◆ **PROBLEM DETAILS**
Copy every line of the material below word for word.

◆ **Stored data**
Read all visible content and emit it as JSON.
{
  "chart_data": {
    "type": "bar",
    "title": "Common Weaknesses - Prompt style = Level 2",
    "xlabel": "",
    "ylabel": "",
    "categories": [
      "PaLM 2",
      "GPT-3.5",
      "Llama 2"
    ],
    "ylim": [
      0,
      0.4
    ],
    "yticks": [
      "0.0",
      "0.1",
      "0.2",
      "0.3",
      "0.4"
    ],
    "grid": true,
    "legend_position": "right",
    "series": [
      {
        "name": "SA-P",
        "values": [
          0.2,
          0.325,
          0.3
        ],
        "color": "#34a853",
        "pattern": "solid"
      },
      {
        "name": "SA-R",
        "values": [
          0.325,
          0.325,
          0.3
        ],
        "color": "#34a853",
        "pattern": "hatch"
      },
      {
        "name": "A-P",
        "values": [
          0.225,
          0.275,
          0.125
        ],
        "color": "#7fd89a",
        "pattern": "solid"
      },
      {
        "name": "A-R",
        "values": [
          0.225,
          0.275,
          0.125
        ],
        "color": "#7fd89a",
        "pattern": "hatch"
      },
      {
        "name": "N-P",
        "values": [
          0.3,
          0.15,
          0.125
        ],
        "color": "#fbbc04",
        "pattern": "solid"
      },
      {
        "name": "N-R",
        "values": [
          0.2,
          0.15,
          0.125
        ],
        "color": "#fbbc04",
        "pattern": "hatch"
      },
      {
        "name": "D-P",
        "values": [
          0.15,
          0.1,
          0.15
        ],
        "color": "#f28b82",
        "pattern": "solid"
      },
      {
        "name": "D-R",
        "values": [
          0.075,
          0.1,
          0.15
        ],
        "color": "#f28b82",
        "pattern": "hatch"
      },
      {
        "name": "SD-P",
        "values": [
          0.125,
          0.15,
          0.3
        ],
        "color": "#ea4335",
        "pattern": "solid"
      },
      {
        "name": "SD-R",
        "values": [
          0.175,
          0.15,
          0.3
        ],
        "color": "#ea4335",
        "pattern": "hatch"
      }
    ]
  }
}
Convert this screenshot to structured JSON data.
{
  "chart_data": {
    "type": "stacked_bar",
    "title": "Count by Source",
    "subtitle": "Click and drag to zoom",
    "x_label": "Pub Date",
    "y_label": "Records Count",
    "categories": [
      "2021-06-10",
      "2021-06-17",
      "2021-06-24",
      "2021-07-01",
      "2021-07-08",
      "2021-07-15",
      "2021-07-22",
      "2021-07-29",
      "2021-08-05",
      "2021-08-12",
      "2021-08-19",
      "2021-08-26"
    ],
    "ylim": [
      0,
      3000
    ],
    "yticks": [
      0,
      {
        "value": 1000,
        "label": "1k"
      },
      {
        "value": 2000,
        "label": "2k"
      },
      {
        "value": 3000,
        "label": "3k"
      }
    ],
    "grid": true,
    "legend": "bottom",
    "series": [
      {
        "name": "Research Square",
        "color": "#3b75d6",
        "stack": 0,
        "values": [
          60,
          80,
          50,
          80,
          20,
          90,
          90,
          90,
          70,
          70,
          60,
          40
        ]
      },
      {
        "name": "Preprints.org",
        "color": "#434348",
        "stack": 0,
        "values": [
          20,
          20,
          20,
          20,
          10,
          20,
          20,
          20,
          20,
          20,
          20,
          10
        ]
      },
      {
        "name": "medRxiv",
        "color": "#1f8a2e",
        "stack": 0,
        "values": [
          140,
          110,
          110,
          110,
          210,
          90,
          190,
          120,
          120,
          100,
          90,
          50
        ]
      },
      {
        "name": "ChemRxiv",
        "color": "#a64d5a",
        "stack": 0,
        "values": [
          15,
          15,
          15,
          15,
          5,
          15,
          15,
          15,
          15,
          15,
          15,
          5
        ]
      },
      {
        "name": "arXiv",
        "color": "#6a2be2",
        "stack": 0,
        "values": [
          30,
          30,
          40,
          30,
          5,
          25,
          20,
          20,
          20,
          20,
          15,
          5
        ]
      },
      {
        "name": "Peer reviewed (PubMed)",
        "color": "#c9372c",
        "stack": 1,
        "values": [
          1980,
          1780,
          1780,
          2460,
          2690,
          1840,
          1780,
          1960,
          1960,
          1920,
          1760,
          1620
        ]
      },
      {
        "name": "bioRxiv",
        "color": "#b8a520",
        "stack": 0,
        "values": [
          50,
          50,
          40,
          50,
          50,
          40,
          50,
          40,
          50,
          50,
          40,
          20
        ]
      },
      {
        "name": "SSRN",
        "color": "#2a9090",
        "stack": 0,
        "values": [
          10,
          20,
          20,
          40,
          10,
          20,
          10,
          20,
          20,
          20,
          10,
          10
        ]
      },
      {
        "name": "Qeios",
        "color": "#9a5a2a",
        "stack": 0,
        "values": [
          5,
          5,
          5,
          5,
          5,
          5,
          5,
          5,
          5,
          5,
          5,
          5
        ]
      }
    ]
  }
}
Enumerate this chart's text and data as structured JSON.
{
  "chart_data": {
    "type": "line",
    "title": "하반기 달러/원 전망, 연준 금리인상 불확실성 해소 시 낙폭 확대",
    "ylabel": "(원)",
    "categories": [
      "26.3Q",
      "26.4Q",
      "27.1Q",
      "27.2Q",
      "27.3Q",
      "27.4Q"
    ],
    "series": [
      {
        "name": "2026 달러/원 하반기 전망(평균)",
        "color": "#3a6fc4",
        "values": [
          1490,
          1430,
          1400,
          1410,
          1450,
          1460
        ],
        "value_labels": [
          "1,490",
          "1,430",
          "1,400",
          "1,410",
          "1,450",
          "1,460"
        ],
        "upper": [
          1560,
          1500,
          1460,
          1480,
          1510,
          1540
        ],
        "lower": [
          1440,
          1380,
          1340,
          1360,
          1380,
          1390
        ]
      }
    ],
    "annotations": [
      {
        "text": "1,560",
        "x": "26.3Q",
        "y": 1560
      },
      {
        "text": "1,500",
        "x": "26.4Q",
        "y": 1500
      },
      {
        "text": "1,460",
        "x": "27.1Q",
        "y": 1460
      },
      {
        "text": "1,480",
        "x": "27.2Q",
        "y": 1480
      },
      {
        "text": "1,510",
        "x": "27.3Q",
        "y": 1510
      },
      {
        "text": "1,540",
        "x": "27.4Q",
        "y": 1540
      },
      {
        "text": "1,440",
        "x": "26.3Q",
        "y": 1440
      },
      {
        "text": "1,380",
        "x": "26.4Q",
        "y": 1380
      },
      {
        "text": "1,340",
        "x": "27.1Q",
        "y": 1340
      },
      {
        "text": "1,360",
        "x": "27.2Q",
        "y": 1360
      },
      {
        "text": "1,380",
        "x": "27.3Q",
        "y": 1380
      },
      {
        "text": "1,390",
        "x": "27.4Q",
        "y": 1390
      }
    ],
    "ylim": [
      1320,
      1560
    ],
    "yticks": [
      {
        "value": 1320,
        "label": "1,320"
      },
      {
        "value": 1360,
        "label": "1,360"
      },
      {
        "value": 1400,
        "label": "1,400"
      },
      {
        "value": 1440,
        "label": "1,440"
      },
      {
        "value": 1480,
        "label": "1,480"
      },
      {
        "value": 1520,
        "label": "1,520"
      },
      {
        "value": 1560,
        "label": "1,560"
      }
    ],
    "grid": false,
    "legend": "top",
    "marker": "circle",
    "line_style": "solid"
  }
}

◆ **RESULT**
Read all visible content and emit it as JSON.
{
  "chart_data": {
    "type": "bar",
    "title": "Common Weaknesses - Prompt style = Level 2",
    "xlabel": "",
    "ylabel": "",
    "categories": [
      "PaLM 2",
      "GPT-3.5",
      "Llama 2"
    ],
    "ylim": [
      0,
      0.4
    ],
    "yticks": [
      "0.0",
      "0.1",
      "0.2",
      "0.3",
      "0.4"
    ],
    "grid": true,
    "legend_position": "right",
    "series": [
      {
        "name": "SA-P",
        "values": [
          0.2,
          0.325,
          0.3
        ],
        "color": "#34a853",
        "pattern": "solid"
      },
      {
        "name": "SA-R",
        "values": [
          0.325,
          0.325,
          0.3
        ],
        "color": "#34a853",
        "pattern": "hatch"
      },
      {
        "name": "A-P",
        "values": [
          0.225,
          0.275,
          0.125
        ],
        "color": "#7fd89a",
        "pattern": "solid"
      },
      {
        "name": "A-R",
        "values": [
          0.225,
          0.275,
          0.125
        ],
        "color": "#7fd89a",
        "pattern": "hatch"
      },
      {
        "name": "N-P",
        "values": [
          0.3,
          0.15,
          0.125
        ],
        "color": "#fbbc04",
        "pattern": "solid"
      },
      {
        "name": "N-R",
        "values": [
          0.2,
          0.15,
          0.125
        ],
        "color": "#fbbc04",
        "pattern": "hatch"
      },
      {
        "name": "D-P",
        "values": [
          0.15,
          0.1,
          0.15
        ],
        "color": "#f28b82",
        "pattern": "solid"
      },
      {
        "name": "D-R",
        "values": [
          0.075,
          0.1,
          0.15
        ],
        "color": "#f28b82",
        "pattern": "hatch"
      },
      {
        "name": "SD-P",
        "values": [
          0.125,
          0.15,
          0.3
        ],
        "color": "#ea4335",
        "pattern": "solid"
      },
      {
        "name": "SD-R",
        "values": [
          0.175,
          0.15,
          0.3
        ],
        "color": "#ea4335",
        "pattern": "hatch"
      }
    ]
  }
}
Convert this screenshot to structured JSON data.
{
  "chart_data": {
    "type": "stacked_bar",
    "title": "Count by Source",
    "subtitle": "Click and drag to zoom",
    "x_label": "Pub Date",
    "y_label": "Records Count",
    "categories": [
      "2021-06-10",
      "2021-06-17",
      "2021-06-24",
      "2021-07-01",
      "2021-07-08",
      "2021-07-15",
      "2021-07-22",
      "2021-07-29",
      "2021-08-05",
      "2021-08-12",
      "2021-08-19",
      "2021-08-26"
    ],
    "ylim": [
      0,
      3000
    ],
    "yticks": [
      0,
      {
        "value": 1000,
        "label": "1k"
      },
      {
        "value": 2000,
        "label": "2k"
      },
      {
        "value": 3000,
        "label": "3k"
      }
    ],
    "grid": true,
    "legend": "bottom",
    "series": [
      {
        "name": "Research Square",
        "color": "#3b75d6",
        "stack": 0,
        "values": [
          60,
          80,
          50,
          80,
          20,
          90,
          90,
          90,
          70,
          70,
          60,
          40
        ]
      },
      {
        "name": "Preprints.org",
        "color": "#434348",
        "stack": 0,
        "values": [
          20,
          20,
          20,
          20,
          10,
          20,
          20,
          20,
          20,
          20,
          20,
          10
        ]
      },
      {
        "name": "medRxiv",
        "color": "#1f8a2e",
        "stack": 0,
        "values": [
          140,
          110,
          110,
          110,
          210,
          90,
          190,
          120,
          120,
          100,
          90,
          50
        ]
      },
      {
        "name": "ChemRxiv",
        "color": "#a64d5a",
        "stack": 0,
        "values": [
          15,
          15,
          15,
          15,
          5,
          15,
          15,
          15,
          15,
          15,
          15,
          5
        ]
      },
      {
        "name": "arXiv",
        "color": "#6a2be2",
        "stack": 0,
        "values": [
          30,
          30,
          40,
          30,
          5,
          25,
          20,
          20,
          20,
          20,
          15,
          5
        ]
      },
      {
        "name": "Peer reviewed (PubMed)",
        "color": "#c9372c",
        "stack": 1,
        "values": [
          1980,
          1780,
          1780,
          2460,
          2690,
          1840,
          1780,
          1960,
          1960,
          1920,
          1760,
          1620
        ]
      },
      {
        "name": "bioRxiv",
        "color": "#b8a520",
        "stack": 0,
        "values": [
          50,
          50,
          40,
          50,
          50,
          40,
          50,
          40,
          50,
          50,
          40,
          20
        ]
      },
      {
        "name": "SSRN",
        "color": "#2a9090",
        "stack": 0,
        "values": [
          10,
          20,
          20,
          40,
          10,
          20,
          10,
          20,
          20,
          20,
          10,
          10
        ]
      },
      {
        "name": "Qeios",
        "color": "#9a5a2a",
        "stack": 0,
        "values": [
          5,
          5,
          5,
          5,
          5,
          5,
          5,
          5,
          5,
          5,
          5,
          5
        ]
      }
    ]
  }
}
Enumerate this chart's text and data as structured JSON.
{
  "chart_data": {
    "type": "line",
    "title": "하반기 달러/원 전망, 연준 금리인상 불확실성 해소 시 낙폭 확대",
    "ylabel": "(원)",
    "categories": [
      "26.3Q",
      "26.4Q",
      "27.1Q",
      "27.2Q",
      "27.3Q",
      "27.4Q"
    ],
    "series": [
      {
        "name": "2026 달러/원 하반기 전망(평균)",
        "color": "#3a6fc4",
        "values": [
          1490,
          1430,
          1400,
          1410,
          1450,
          1460
        ],
        "value_labels": [
          "1,490",
          "1,430",
          "1,400",
          "1,410",
          "1,450",
          "1,460"
        ],
        "upper": [
          1560,
          1500,
          1460,
          1480,
          1510,
          1540
        ],
        "lower": [
          1440,
          1380,
          1340,
          1360,
          1380,
          1390
        ]
      }
    ],
    "annotations": [
      {
        "text": "1,560",
        "x": "26.3Q",
        "y": 1560
      },
      {
        "text": "1,500",
        "x": "26.4Q",
        "y": 1500
      },
      {
        "text": "1,460",
        "x": "27.1Q",
        "y": 1460
      },
      {
        "text": "1,480",
        "x": "27.2Q",
        "y": 1480
      },
      {
        "text": "1,510",
        "x": "27.3Q",
        "y": 1510
      },
      {
        "text": "1,540",
        "x": "27.4Q",
        "y": 1540
      },
      {
        "text": "1,440",
        "x": "26.3Q",
        "y": 1440
      },
      {
        "text": "1,380",
        "x": "26.4Q",
        "y": 1380
      },
      {
        "text": "1,340",
        "x": "27.1Q",
        "y": 1340
      },
      {
        "text": "1,360",
        "x": "27.2Q",
        "y": 1360
      },
      {
        "text": "1,380",
        "x": "27.3Q",
        "y": 1380
      },
      {
        "text": "1,390",
        "x": "27.4Q",
        "y": 1390
      }
    ],
    "ylim": [
      1320,
      1560
    ],
    "yticks": [
      {
        "value": 1320,
        "label": "1,320"
      },
      {
        "value": 1360,
        "label": "1,360"
      },
      {
        "value": 1400,
        "label": "1,400"
      },
      {
        "value": 1440,
        "label": "1,440"
      },
      {
        "value": 1480,
        "label": "1,480"
      },
      {
        "value": 1520,
        "label": "1,520"
      },
      {
        "value": 1560,
        "label": "1,560"
      }
    ],
    "grid": false,
    "legend": "top",
    "marker": "circle",
    "line_style": "solid"
  }
}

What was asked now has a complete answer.